Seçilmiş bölüm
........

Çocuklarımıza kendini korumayı nasıl öğreteceğiz?

Deniz Arık Binbay- Psikiyatrist

Blog: Dünyayı Verelim Çocuklara

Geçen hafta Özgecan’ın ardından kadına yönelik şiddetin ve kadın cinayetlerinin düşündürdüklerinden bahsetmiştik ve bu toplumsal hastalık haline dair yapabileceklerimizi üç başlıkta toplamıştık. Bu hafta en kısa erimli olan hedefimizle başlıyoruz: Çocuklarımıza kendini korumayı öğretmek.

Cinsel istismara uğrama oranları ülkemizde oldukça yüksek. Kolaylıkla dile getirilebilen bir durum değil. Çocuklar korktukları, erişkinler ise sosyal baskı (ayıplanma, etiketlenme) nedeniyle saklama eğiliminde oluyorlar. Bu nedenle de yaygınlığına dair veriler gerçek oranların çok altında kalıyor. Tam olarak ne kadar yüksek olduğunu bilmemiz zor olsa da her beş kız çocuğundan birisinin ve her sekiz erkek çocuğundan birisinin cinsel istismara (taciz ya da tecavüz) uğradığını söyleyebiliriz. Kızlar için yaşla birlikte istismara uğrama olasılığı artıyor.

........

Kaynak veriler

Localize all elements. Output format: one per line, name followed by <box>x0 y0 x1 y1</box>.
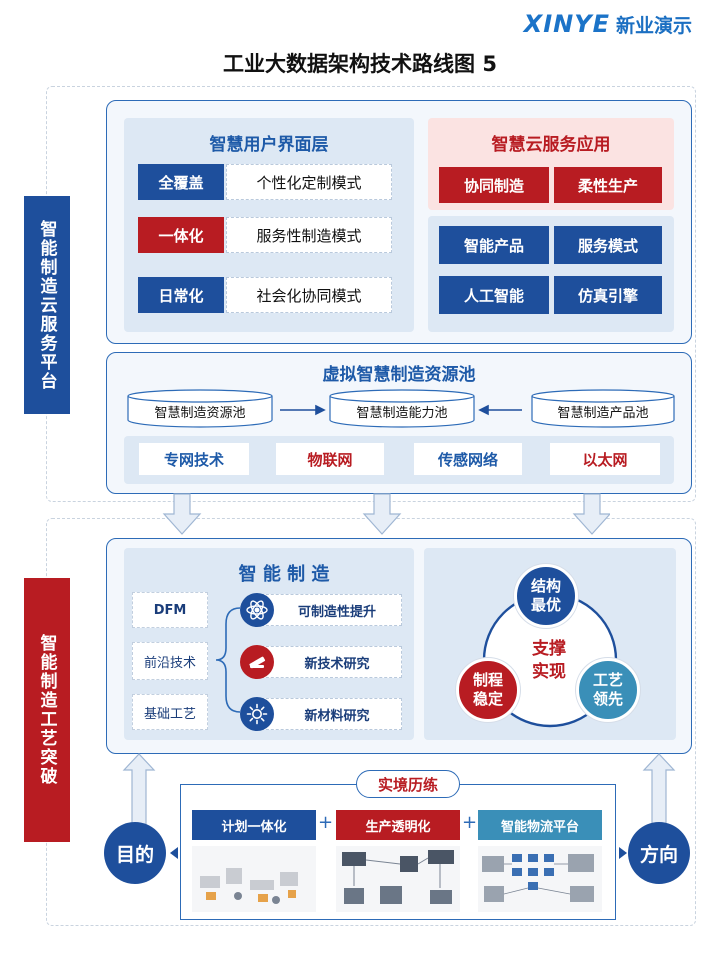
down-arrow-1 <box>162 493 202 535</box>
side-label-cloud: 智能制造云服务平台 <box>24 196 70 414</box>
plus-icon-2: + <box>462 812 478 833</box>
side-label-process: 智能制造工艺突破 <box>24 578 70 842</box>
mfg-new-material: 新材料研究 <box>256 698 402 730</box>
support-center-line2: 实现 <box>532 661 566 682</box>
tech-private-network: 专网技术 <box>139 443 249 475</box>
pool-arrow-right <box>280 404 326 416</box>
circle-craft-text: 工艺 领先 <box>592 671 623 708</box>
logistics-illustration <box>478 846 602 912</box>
mfg-left-basic: 基础工艺 <box>132 694 208 730</box>
circle-structure-optimal: 结构 最优 <box>514 564 578 628</box>
ui-text-social: 社会化协同模式 <box>226 277 392 313</box>
practice-plan: 计划一体化 <box>192 810 316 840</box>
cloud-apps-title: 智慧云服务应用 <box>491 135 611 155</box>
support-center-line1: 支撑 <box>532 639 566 659</box>
tech-iot: 物联网 <box>276 443 384 475</box>
circle-structure-text: 结构 最优 <box>530 577 561 614</box>
app-collaborative-mfg: 协同制造 <box>439 167 549 203</box>
circle-craft-leading: 工艺 领先 <box>576 658 640 722</box>
cylinder-product <box>531 389 675 428</box>
direction-circle: 方向 <box>628 822 690 884</box>
practice-title-wrap: 实境历练 <box>356 770 460 798</box>
down-arrow-3 <box>572 493 610 535</box>
down-arrow-2 <box>362 493 402 535</box>
page-title: 工业大数据架构技术路线图 5 <box>223 52 497 76</box>
tech-sensor-network: 传感网络 <box>414 443 522 475</box>
purpose-circle: 目的 <box>104 822 166 884</box>
tools-icon <box>240 645 274 679</box>
ui-layer-title: 智慧用户界面层 <box>209 135 329 155</box>
plus-icon-1: + <box>318 812 334 833</box>
ui-text-personalized: 个性化定制模式 <box>226 164 392 200</box>
mfg-left-frontier: 前沿技术 <box>132 642 208 680</box>
resource-pool-title: 虚拟智慧制造资源池 <box>322 365 476 385</box>
mfg-bracket <box>215 607 241 713</box>
circle-process-stable: 制程 稳定 <box>456 658 520 722</box>
brand-logo: XINYE <box>523 10 610 38</box>
ui-tag-coverage: 全覆盖 <box>138 164 224 200</box>
pool-arrow-left <box>478 404 522 416</box>
down-arrows <box>162 493 610 535</box>
app-ai: 人工智能 <box>439 276 549 314</box>
practice-transparency: 生产透明化 <box>336 810 460 840</box>
pool-product: 智慧制造产品池 <box>557 405 649 421</box>
up-arrow-left <box>122 753 156 825</box>
app-service-model: 服务模式 <box>554 226 662 264</box>
practice-logistics: 智能物流平台 <box>478 810 602 840</box>
brand-name: 新业演示 <box>615 15 692 37</box>
factory-illustration <box>192 846 316 912</box>
app-flexible-production: 柔性生产 <box>554 167 662 203</box>
ui-text-service: 服务性制造模式 <box>226 217 392 253</box>
support-center: 支撑 实现 <box>520 638 578 684</box>
cylinder-resource <box>127 389 273 428</box>
brand: XINYE 新业演示 <box>524 10 692 38</box>
mfg-manufacturability: 可制造性提升 <box>256 594 402 626</box>
direction-arrow-icon <box>619 847 627 859</box>
mfg-new-tech: 新技术研究 <box>256 646 402 678</box>
practice-title: 实境历练 <box>377 775 438 794</box>
up-arrows <box>122 753 676 825</box>
tech-ethernet: 以太网 <box>550 443 660 475</box>
mfg-left-dfm: DFM <box>132 592 208 628</box>
smart-mfg-title: 智 能 制 造 <box>238 564 330 585</box>
up-arrow-right <box>642 753 676 825</box>
ui-tag-daily: 日常化 <box>138 277 224 313</box>
pool-resource: 智慧制造资源池 <box>154 405 246 421</box>
pool-capability: 智慧制造能力池 <box>356 405 448 421</box>
pool-cylinders <box>127 389 675 428</box>
gear-icon <box>240 697 274 731</box>
cylinder-capability <box>329 389 475 428</box>
production-line-illustration <box>336 846 460 912</box>
ui-tag-integration: 一体化 <box>138 217 224 253</box>
purpose-arrow-icon <box>170 847 178 859</box>
circle-process-text: 制程 稳定 <box>472 671 503 708</box>
app-simulation-engine: 仿真引擎 <box>554 276 662 314</box>
atom-icon <box>240 593 274 627</box>
app-smart-product: 智能产品 <box>439 226 549 264</box>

........

Kısa görev 1
Çocuklara kendini korumayı öğretmeyle ilgili yazıyı iki cümlede nasıl özetlersiniz?
Kısa görev 2
Kayıtlarda "down-arrow-1 <box>162 493 202 535</box>" ifadesinin geçtiği satırdan "tech-iot: 物联网 <box>276 443 384 475</box>" ifadesinin geçtiği satıra kadar, o satır da dahil, tüm satırları birebir çıkarır mısınız?

Yazılı yanıt 1
Yazı, Özgecan'ın ardından ele alınan kadına yönelik şiddet konusunun devamı olarak en kısa erimli hedefle, çocuklara kendini korumayı öğretmekle başlıyor. Ülkede cinsel istismar oranlarının oldukça yüksek olduğunu, çocukların korkudan, erişkinlerin ise sosyal baskıdan dolayı saklaması nedeniyle verilerin gerçek oranların çok altında kaldığını ve her beş kız çocuğundan birinin, her sekiz erkek çocuğundan birinin istismara uğradığının söylenebileceğini belirtiyor.

Yazılı yanıt 2
down-arrow-1 <box>162 493 202 535</box>
side-label-cloud: 智能制造云服务平台 <box>24 196 70 414</box>
plus-icon-2: + <box>462 812 478 833</box>
side-label-process: 智能制造工艺突破 <box>24 578 70 842</box>
mfg-new-material: 新材料研究 <box>256 698 402 730</box>
support-center-line2: 实现 <box>532 661 566 682</box>
tech-private-network: 专网技术 <box>139 443 249 475</box>
pool-arrow-right <box>280 404 326 416</box>
circle-craft-text: 工艺 领先 <box>592 671 623 708</box>
logistics-illustration <box>478 846 602 912</box>
mfg-left-basic: 基础工艺 <box>132 694 208 730</box>
circle-structure-optimal: 结构 最优 <box>514 564 578 628</box>
ui-text-social: 社会化协同模式 <box>226 277 392 313</box>
practice-plan: 计划一体化 <box>192 810 316 840</box>
cloud-apps-title: 智慧云服务应用 <box>491 135 611 155</box>
support-center-line1: 支撑 <box>532 639 566 659</box>
tech-iot: 物联网 <box>276 443 384 475</box>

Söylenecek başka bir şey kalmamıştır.